DIRECTIONS FOR THIS TASK
Pull out each line of the listing that contains the string "tick", matching case exactly.

>> begin INFORMATION GIVEN

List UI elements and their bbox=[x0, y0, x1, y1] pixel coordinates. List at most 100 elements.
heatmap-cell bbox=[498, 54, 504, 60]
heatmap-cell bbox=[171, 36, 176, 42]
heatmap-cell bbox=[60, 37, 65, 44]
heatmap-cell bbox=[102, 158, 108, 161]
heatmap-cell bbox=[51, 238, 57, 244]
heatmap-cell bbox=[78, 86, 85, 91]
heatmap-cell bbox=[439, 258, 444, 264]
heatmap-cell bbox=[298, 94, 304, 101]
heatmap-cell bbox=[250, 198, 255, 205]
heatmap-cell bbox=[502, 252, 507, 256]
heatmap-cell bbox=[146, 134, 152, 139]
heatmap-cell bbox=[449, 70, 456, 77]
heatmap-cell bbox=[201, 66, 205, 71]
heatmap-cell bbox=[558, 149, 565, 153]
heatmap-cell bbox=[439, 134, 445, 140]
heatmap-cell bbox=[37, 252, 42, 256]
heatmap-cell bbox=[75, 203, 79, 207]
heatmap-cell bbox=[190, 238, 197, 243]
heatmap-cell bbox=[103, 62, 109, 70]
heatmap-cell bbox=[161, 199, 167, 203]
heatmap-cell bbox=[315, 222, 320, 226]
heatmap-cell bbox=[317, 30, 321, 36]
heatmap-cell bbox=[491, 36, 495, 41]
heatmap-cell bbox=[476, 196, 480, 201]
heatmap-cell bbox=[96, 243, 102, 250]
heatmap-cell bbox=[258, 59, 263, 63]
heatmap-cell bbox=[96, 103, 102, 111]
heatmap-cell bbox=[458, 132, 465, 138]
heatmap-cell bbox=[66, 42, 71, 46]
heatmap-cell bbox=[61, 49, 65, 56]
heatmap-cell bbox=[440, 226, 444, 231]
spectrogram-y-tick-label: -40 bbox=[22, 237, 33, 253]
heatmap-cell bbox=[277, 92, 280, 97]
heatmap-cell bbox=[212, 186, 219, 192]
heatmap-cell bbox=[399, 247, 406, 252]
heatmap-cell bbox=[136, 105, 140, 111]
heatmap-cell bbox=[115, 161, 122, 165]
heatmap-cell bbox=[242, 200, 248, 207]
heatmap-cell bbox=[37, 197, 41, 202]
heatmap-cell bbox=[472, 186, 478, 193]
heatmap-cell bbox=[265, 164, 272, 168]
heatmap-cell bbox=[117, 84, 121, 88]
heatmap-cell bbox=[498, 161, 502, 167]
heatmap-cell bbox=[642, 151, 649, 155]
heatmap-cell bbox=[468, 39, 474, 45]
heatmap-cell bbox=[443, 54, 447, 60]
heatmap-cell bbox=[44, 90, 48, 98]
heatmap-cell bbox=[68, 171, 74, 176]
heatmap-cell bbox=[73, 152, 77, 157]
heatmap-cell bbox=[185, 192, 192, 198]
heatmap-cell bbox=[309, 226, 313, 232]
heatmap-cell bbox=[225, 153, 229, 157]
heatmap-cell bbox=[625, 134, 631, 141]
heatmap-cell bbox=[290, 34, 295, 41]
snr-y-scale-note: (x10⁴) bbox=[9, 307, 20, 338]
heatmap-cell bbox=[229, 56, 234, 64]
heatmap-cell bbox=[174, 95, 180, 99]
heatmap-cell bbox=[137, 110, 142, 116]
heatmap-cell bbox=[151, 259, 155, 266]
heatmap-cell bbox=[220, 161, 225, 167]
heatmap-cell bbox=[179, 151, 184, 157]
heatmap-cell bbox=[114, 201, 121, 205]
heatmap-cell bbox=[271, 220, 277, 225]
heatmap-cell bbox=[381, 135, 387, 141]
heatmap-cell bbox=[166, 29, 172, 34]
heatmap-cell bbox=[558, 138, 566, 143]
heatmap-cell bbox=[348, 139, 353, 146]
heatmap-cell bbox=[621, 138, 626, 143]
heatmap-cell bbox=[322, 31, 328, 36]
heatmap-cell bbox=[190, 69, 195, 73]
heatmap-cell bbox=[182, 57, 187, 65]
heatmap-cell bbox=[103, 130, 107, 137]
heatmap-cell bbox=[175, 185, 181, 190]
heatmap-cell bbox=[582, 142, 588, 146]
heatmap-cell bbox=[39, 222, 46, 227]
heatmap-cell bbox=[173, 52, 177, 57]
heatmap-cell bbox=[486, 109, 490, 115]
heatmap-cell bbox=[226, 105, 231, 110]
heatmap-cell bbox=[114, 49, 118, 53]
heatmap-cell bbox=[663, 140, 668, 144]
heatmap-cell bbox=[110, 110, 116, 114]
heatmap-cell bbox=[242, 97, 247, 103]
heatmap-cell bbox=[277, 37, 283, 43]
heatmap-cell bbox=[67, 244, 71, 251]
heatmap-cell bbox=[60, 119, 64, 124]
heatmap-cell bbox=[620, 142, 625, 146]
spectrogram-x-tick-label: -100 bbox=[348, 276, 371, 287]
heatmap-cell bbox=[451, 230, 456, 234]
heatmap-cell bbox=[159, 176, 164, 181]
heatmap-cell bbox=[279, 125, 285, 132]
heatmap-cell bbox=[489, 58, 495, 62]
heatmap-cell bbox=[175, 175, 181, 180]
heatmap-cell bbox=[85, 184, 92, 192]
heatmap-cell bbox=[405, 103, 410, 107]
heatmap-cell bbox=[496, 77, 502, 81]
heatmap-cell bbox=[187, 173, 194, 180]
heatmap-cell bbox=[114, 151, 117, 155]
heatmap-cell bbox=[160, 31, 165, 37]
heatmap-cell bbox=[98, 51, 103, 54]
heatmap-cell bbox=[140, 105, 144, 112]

>> end INFORMATION GIVEN

RESULT OF THIS EXERCISE
spectrogram-y-tick-label: -40 bbox=[22, 237, 33, 253]
spectrogram-x-tick-label: -100 bbox=[348, 276, 371, 287]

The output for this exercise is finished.